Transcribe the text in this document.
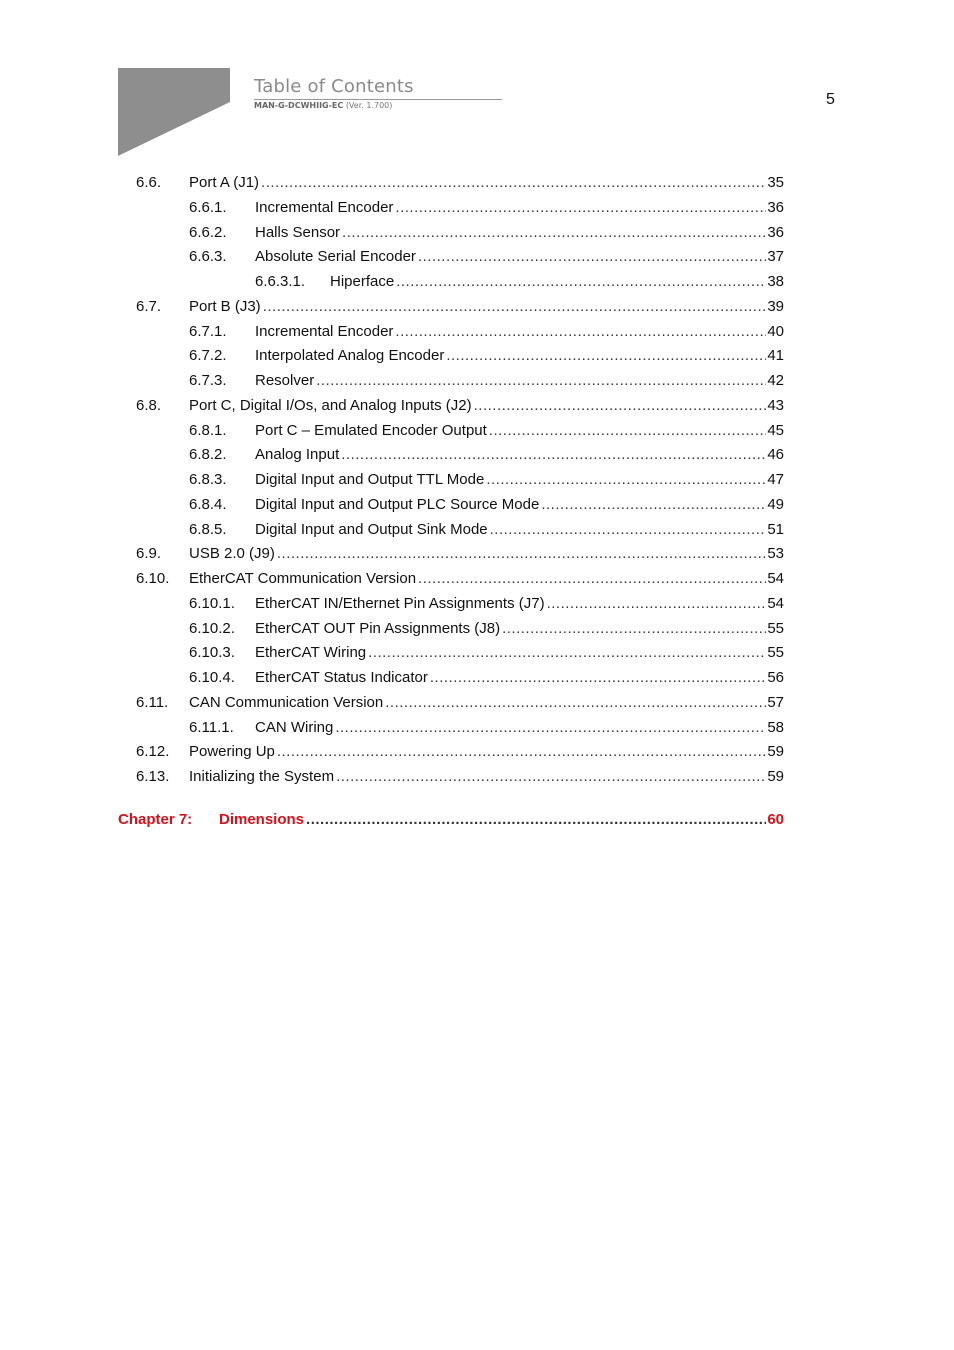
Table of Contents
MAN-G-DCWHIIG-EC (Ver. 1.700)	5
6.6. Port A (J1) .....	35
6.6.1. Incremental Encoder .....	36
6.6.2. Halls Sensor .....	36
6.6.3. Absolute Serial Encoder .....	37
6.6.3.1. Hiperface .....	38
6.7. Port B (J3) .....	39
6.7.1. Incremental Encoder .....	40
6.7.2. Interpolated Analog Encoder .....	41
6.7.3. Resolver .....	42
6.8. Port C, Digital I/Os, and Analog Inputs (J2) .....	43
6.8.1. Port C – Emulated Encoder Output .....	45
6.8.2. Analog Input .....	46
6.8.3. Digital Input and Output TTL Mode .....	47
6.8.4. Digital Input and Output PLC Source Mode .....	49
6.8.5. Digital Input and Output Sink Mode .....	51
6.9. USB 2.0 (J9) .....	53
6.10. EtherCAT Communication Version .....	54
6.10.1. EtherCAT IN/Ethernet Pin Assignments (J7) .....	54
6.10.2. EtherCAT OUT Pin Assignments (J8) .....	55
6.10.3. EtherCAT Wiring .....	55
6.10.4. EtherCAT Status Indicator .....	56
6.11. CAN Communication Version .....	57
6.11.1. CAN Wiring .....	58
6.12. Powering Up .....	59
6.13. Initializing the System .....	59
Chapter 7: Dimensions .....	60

== Task ==
Print all entries exactly. The images do not belong in the copy.

== The solution ==
Transcribe the text in this document.
Table of Contents
MAN-G-DCWHIIG-EC (Ver. 1.700)	5
6.6. Port A (J1) .....	35
6.6.1. Incremental Encoder .....	36
6.6.2. Halls Sensor .....	36
6.6.3. Absolute Serial Encoder .....	37
6.6.3.1. Hiperface .....	38
6.7. Port B (J3) .....	39
6.7.1. Incremental Encoder .....	40
6.7.2. Interpolated Analog Encoder .....	41
6.7.3. Resolver .....	42
6.8. Port C, Digital I/Os, and Analog Inputs (J2) .....	43
6.8.1. Port C – Emulated Encoder Output .....	45
6.8.2. Analog Input .....	46
6.8.3. Digital Input and Output TTL Mode .....	47
6.8.4. Digital Input and Output PLC Source Mode .....	49
6.8.5. Digital Input and Output Sink Mode .....	51
6.9. USB 2.0 (J9) .....	53
6.10. EtherCAT Communication Version .....	54
6.10.1. EtherCAT IN/Ethernet Pin Assignments (J7) .....	54
6.10.2. EtherCAT OUT Pin Assignments (J8) .....	55
6.10.3. EtherCAT Wiring .....	55
6.10.4. EtherCAT Status Indicator .....	56
6.11. CAN Communication Version .....	57
6.11.1. CAN Wiring .....	58
6.12. Powering Up .....	59
6.13. Initializing the System .....	59
Chapter 7: Dimensions .....	60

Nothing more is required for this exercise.